→ Task goal:
Every line that holds "color" should be shown.

»»

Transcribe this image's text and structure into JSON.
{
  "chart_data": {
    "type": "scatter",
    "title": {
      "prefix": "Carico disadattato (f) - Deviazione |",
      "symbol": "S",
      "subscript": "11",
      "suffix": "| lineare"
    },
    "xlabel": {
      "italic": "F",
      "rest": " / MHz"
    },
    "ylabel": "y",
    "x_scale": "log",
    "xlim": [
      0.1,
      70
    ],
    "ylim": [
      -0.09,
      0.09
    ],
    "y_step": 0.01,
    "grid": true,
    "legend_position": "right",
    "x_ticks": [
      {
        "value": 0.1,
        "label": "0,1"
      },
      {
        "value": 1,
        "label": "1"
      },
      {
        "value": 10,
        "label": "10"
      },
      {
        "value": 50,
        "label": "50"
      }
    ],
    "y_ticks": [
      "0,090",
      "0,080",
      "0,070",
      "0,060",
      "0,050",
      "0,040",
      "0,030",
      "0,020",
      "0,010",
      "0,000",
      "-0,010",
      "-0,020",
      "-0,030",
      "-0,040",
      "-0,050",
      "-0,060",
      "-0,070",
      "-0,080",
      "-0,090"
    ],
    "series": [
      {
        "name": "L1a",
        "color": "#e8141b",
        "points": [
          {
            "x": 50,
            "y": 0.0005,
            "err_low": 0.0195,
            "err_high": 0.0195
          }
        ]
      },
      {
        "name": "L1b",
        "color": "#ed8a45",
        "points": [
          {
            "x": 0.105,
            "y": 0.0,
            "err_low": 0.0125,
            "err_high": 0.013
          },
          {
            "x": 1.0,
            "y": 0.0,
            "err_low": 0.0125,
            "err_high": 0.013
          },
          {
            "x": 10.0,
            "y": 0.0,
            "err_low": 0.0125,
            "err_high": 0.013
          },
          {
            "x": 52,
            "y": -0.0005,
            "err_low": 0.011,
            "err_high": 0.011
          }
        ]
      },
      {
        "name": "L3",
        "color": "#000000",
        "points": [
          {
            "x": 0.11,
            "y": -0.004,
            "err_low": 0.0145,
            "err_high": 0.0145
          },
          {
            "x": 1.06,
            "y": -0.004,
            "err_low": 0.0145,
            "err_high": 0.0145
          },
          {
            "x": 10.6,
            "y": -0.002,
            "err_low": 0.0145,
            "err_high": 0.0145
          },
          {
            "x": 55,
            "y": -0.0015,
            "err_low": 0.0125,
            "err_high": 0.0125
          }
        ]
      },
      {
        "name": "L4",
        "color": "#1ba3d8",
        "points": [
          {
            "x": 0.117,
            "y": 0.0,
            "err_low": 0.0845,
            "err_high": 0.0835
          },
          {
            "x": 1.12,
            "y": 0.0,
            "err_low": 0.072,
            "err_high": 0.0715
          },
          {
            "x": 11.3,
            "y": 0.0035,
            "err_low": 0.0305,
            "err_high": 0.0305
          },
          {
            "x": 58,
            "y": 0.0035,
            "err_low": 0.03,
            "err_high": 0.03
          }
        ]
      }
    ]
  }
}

««
»»

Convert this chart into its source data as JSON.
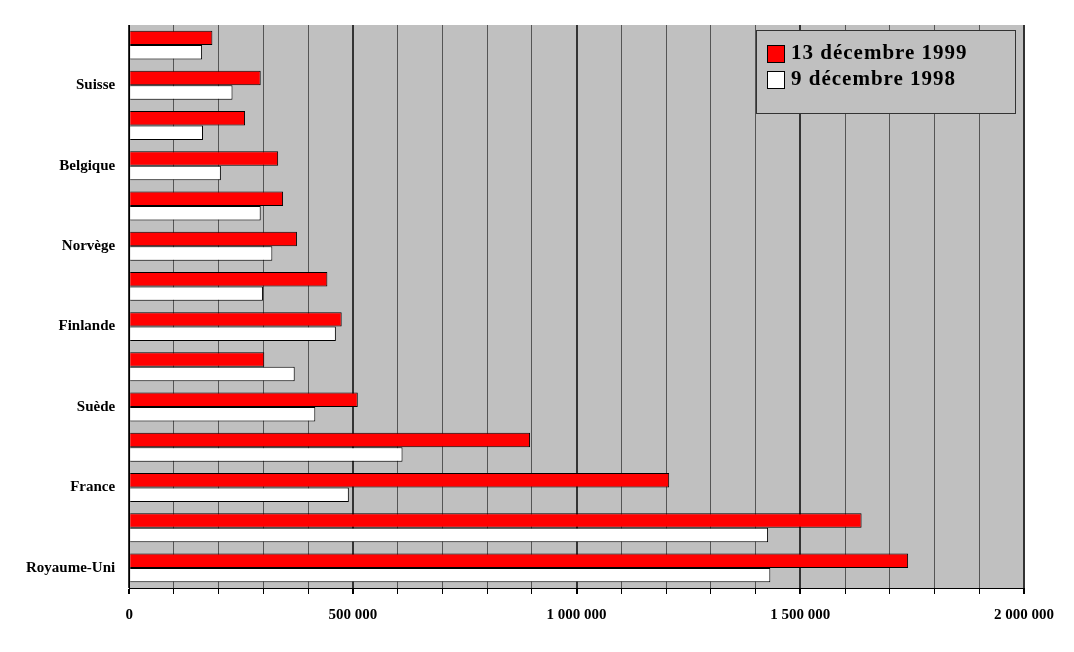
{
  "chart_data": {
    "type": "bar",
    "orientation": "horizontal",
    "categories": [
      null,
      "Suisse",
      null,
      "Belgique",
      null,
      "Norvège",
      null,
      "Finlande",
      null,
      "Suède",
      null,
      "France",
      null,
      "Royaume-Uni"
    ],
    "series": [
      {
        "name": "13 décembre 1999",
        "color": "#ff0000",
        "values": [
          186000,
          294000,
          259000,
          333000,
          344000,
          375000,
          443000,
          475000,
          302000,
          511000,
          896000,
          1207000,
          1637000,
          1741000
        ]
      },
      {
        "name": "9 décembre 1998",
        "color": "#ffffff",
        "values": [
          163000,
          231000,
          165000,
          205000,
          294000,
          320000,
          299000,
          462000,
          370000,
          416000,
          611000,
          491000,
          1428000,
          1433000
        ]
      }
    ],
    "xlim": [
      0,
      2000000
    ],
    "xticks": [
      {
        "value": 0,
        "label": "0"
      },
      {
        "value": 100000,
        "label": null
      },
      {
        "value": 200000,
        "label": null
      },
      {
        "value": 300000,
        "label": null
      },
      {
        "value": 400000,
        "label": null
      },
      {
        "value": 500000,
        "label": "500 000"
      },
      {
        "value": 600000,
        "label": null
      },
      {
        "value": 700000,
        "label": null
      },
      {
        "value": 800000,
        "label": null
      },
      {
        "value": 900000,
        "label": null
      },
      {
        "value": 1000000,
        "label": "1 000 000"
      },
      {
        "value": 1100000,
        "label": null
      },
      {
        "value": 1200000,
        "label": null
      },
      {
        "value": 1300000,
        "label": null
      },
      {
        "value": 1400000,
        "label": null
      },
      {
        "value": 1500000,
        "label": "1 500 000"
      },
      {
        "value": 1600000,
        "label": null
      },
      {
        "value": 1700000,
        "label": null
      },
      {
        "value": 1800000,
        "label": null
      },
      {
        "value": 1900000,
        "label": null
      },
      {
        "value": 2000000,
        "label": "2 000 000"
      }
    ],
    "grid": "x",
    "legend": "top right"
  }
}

««

→ Written answer:
        "color": "#e8141b",
        "color": "#ed8a45",
        "color": "#000000",
        "color": "#1ba3d8",
        "color": "#ff0000",
        "color": "#ffffff",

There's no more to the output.